Problem requirements: Repeat the full listing, word for word.

(Dataset items)

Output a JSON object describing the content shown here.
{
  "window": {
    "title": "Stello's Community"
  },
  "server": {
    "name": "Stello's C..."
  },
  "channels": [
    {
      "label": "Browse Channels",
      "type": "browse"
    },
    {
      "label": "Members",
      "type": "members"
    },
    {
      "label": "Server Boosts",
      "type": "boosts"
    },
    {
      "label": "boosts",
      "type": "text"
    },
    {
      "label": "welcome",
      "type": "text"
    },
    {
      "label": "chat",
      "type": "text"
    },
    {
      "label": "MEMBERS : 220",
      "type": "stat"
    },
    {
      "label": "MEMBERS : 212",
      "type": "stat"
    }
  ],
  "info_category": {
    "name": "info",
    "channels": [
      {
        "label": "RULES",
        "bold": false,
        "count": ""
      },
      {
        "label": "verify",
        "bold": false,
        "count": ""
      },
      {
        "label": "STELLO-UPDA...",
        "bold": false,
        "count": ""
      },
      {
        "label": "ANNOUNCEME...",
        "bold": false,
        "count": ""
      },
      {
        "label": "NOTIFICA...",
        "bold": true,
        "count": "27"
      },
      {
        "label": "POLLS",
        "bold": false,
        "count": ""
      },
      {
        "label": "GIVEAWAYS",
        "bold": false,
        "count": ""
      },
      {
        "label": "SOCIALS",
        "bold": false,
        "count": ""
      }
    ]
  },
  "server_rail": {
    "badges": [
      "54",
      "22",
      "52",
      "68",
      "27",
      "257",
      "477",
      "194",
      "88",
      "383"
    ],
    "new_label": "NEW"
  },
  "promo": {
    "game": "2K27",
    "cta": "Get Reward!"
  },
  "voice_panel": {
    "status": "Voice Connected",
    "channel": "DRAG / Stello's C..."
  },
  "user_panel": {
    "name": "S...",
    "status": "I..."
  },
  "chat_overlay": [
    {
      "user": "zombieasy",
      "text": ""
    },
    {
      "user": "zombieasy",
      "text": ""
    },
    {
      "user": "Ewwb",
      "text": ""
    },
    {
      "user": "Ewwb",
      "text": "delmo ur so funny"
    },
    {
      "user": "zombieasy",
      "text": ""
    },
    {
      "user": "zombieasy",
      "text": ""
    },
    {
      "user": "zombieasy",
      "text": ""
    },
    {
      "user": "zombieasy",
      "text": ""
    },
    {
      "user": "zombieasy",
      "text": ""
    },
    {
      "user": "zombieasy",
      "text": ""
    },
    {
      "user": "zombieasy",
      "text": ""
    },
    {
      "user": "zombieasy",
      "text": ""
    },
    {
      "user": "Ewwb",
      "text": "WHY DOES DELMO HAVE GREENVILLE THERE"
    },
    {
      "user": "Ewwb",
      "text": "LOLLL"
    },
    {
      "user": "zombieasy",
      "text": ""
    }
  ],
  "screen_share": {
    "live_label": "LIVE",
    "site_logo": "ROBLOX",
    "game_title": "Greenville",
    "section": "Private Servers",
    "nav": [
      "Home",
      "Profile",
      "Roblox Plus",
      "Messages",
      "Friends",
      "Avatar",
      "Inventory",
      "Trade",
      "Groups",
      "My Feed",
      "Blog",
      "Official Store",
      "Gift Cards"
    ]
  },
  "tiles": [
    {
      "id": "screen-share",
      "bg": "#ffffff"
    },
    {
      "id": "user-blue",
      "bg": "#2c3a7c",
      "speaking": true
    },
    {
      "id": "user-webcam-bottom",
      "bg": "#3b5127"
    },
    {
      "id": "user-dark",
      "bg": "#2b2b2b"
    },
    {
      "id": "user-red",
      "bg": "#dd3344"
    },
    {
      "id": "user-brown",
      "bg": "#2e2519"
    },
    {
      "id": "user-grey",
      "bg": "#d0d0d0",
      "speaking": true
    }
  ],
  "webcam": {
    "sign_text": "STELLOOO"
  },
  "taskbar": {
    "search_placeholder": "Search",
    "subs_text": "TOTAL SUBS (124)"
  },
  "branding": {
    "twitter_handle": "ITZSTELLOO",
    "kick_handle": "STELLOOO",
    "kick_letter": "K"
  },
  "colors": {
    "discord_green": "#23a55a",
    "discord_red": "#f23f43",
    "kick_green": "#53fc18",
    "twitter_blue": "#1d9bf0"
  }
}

Answer to this problem:
Output a JSON object describing the content shown here.
{
  "window": {
    "title": "Stello's Community"
  },
  "server": {
    "name": "Stello's C..."
  },
  "channels": [
    {
      "label": "Browse Channels",
      "type": "browse"
    },
    {
      "label": "Members",
      "type": "members"
    },
    {
      "label": "Server Boosts",
      "type": "boosts"
    },
    {
      "label": "boosts",
      "type": "text"
    },
    {
      "label": "welcome",
      "type": "text"
    },
    {
      "label": "chat",
      "type": "text"
    },
    {
      "label": "MEMBERS : 220",
      "type": "stat"
    },
    {
      "label": "MEMBERS : 212",
      "type": "stat"
    }
  ],
  "info_category": {
    "name": "info",
    "channels": [
      {
        "label": "RULES",
        "bold": false,
        "count": ""
      },
      {
        "label": "verify",
        "bold": false,
        "count": ""
      },
      {
        "label": "STELLO-UPDA...",
        "bold": false,
        "count": ""
      },
      {
        "label": "ANNOUNCEME...",
        "bold": false,
        "count": ""
      },
      {
        "label": "NOTIFICA...",
        "bold": true,
        "count": "27"
      },
      {
        "label": "POLLS",
        "bold": false,
        "count": ""
      },
      {
        "label": "GIVEAWAYS",
        "bold": false,
        "count": ""
      },
      {
        "label": "SOCIALS",
        "bold": false,
        "count": ""
      }
    ]
  },
  "server_rail": {
    "badges": [
      "54",
      "22",
      "52",
      "68",
      "27",
      "257",
      "477",
      "194",
      "88",
      "383"
    ],
    "new_label": "NEW"
  },
  "promo": {
    "game": "2K27",
    "cta": "Get Reward!"
  },
  "voice_panel": {
    "status": "Voice Connected",
    "channel": "DRAG / Stello's C..."
  },
  "user_panel": {
    "name": "S...",
    "status": "I..."
  },
  "chat_overlay": [
    {
      "user": "zombieasy",
      "text": ""
    },
    {
      "user": "zombieasy",
      "text": ""
    },
    {
      "user": "Ewwb",
      "text": ""
    },
    {
      "user": "Ewwb",
      "text": "delmo ur so funny"
    },
    {
      "user": "zombieasy",
      "text": ""
    },
    {
      "user": "zombieasy",
      "text": ""
    },
    {
      "user": "zombieasy",
      "text": ""
    },
    {
      "user": "zombieasy",
      "text": ""
    },
    {
      "user": "zombieasy",
      "text": ""
    },
    {
      "user": "zombieasy",
      "text": ""
    },
    {
      "user": "zombieasy",
      "text": ""
    },
    {
      "user": "zombieasy",
      "text": ""
    },
    {
      "user": "Ewwb",
      "text": "WHY DOES DELMO HAVE GREENVILLE THERE"
    },
    {
      "user": "Ewwb",
      "text": "LOLLL"
    },
    {
      "user": "zombieasy",
      "text": ""
    }
  ],
  "screen_share": {
    "live_label": "LIVE",
    "site_logo": "ROBLOX",
    "game_title": "Greenville",
    "section": "Private Servers",
    "nav": [
      "Home",
      "Profile",
      "Roblox Plus",
      "Messages",
      "Friends",
      "Avatar",
      "Inventory",
      "Trade",
      "Groups",
      "My Feed",
      "Blog",
      "Official Store",
      "Gift Cards"
    ]
  },
  "tiles": [
    {
      "id": "screen-share",
      "bg": "#ffffff"
    },
    {
      "id": "user-blue",
      "bg": "#2c3a7c",
      "speaking": true
    },
    {
      "id": "user-webcam-bottom",
      "bg": "#3b5127"
    },
    {
      "id": "user-dark",
      "bg": "#2b2b2b"
    },
    {
      "id": "user-red",
      "bg": "#dd3344"
    },
    {
      "id": "user-brown",
      "bg": "#2e2519"
    },
    {
      "id": "user-grey",
      "bg": "#d0d0d0",
      "speaking": true
    }
  ],
  "webcam": {
    "sign_text": "STELLOOO"
  },
  "taskbar": {
    "search_placeholder": "Search",
    "subs_text": "TOTAL SUBS (124)"
  },
  "branding": {
    "twitter_handle": "ITZSTELLOO",
    "kick_handle": "STELLOOO",
    "kick_letter": "K"
  },
  "colors": {
    "discord_green": "#23a55a",
    "discord_red": "#f23f43",
    "kick_green": "#53fc18",
    "twitter_blue": "#1d9bf0"
  }
}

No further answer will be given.